#### PROBLEM STATEMENT
Give every line again exactly as it appears, please, but not the pictures.

#### THE INPUT
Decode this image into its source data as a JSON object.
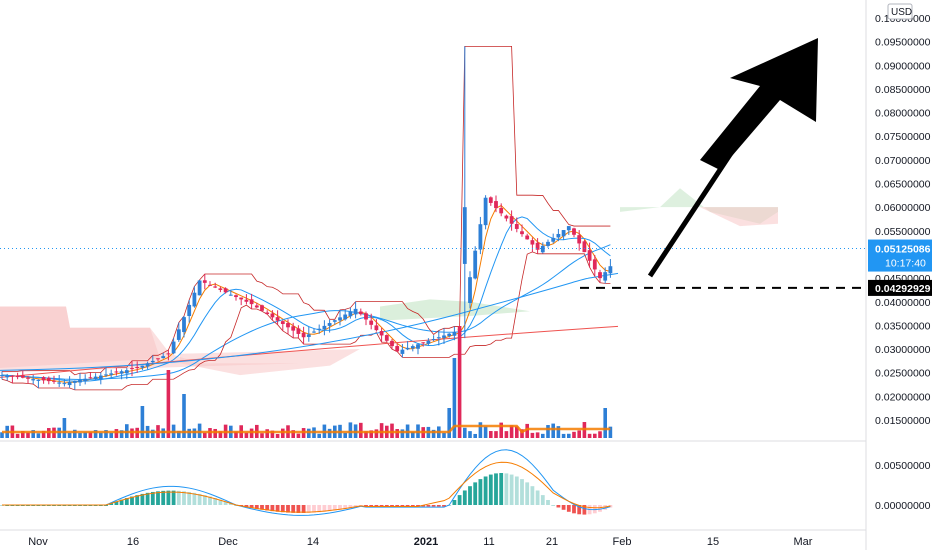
{
  "chart_data": {
    "type": "candlestick",
    "currency": "USD",
    "price_axis": {
      "min": 0.01,
      "max": 0.1,
      "ticks": [
        "0.10000000",
        "0.09500000",
        "0.09000000",
        "0.08500000",
        "0.08000000",
        "0.07500000",
        "0.07000000",
        "0.06500000",
        "0.06000000",
        "0.05500000",
        "0.05000000",
        "0.04500000",
        "0.04000000",
        "0.03500000",
        "0.03000000",
        "0.02500000",
        "0.02000000",
        "0.01500000"
      ],
      "tick_values": [
        0.1,
        0.095,
        0.09,
        0.085,
        0.08,
        0.075,
        0.07,
        0.065,
        0.06,
        0.055,
        0.05,
        0.045,
        0.04,
        0.035,
        0.03,
        0.025,
        0.02,
        0.015
      ]
    },
    "macd_axis": {
      "ticks": [
        "0.00500000",
        "0.00000000"
      ],
      "tick_values": [
        0.005,
        0.0
      ]
    },
    "time_axis": {
      "labels": [
        "Nov",
        "16",
        "Dec",
        "14",
        "2021",
        "11",
        "21",
        "Feb",
        "15",
        "Mar"
      ],
      "bold": [
        "2021"
      ]
    },
    "current_price": {
      "label": "0.05125086",
      "value": 0.05125086,
      "countdown": "10:17:40",
      "color": "#2196f3"
    },
    "marked_level": {
      "label": "0.04292929",
      "value": 0.04292929
    },
    "annotation": "upward arrow",
    "colors": {
      "up": "#2d7fd6",
      "down": "#e0285a",
      "ma_fast": "#2196f3",
      "ma_slow": "#f57c00",
      "cloud_bear": "#f8c6c6",
      "cloud_bull": "#c8e6c9",
      "band": "#c62828",
      "macd_up": "#26a69a",
      "macd_up_light": "#b2dfdb",
      "macd_down": "#ef5350",
      "macd_down_light": "#ffcdd2"
    }
  }
}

#### RESULT BELOW
Decode this image into its source data as a JSON object.
{
  "chart_data": {
    "type": "candlestick",
    "currency": "USD",
    "price_axis": {
      "min": 0.01,
      "max": 0.1,
      "ticks": [
        "0.10000000",
        "0.09500000",
        "0.09000000",
        "0.08500000",
        "0.08000000",
        "0.07500000",
        "0.07000000",
        "0.06500000",
        "0.06000000",
        "0.05500000",
        "0.05000000",
        "0.04500000",
        "0.04000000",
        "0.03500000",
        "0.03000000",
        "0.02500000",
        "0.02000000",
        "0.01500000"
      ],
      "tick_values": [
        0.1,
        0.095,
        0.09,
        0.085,
        0.08,
        0.075,
        0.07,
        0.065,
        0.06,
        0.055,
        0.05,
        0.045,
        0.04,
        0.035,
        0.03,
        0.025,
        0.02,
        0.015
      ]
    },
    "macd_axis": {
      "ticks": [
        "0.00500000",
        "0.00000000"
      ],
      "tick_values": [
        0.005,
        0.0
      ]
    },
    "time_axis": {
      "labels": [
        "Nov",
        "16",
        "Dec",
        "14",
        "2021",
        "11",
        "21",
        "Feb",
        "15",
        "Mar"
      ],
      "bold": [
        "2021"
      ]
    },
    "current_price": {
      "label": "0.05125086",
      "value": 0.05125086,
      "countdown": "10:17:40",
      "color": "#2196f3"
    },
    "marked_level": {
      "label": "0.04292929",
      "value": 0.04292929
    },
    "annotation": "upward arrow",
    "colors": {
      "up": "#2d7fd6",
      "down": "#e0285a",
      "ma_fast": "#2196f3",
      "ma_slow": "#f57c00",
      "cloud_bear": "#f8c6c6",
      "cloud_bull": "#c8e6c9",
      "band": "#c62828",
      "macd_up": "#26a69a",
      "macd_up_light": "#b2dfdb",
      "macd_down": "#ef5350",
      "macd_down_light": "#ffcdd2"
    }
  }
}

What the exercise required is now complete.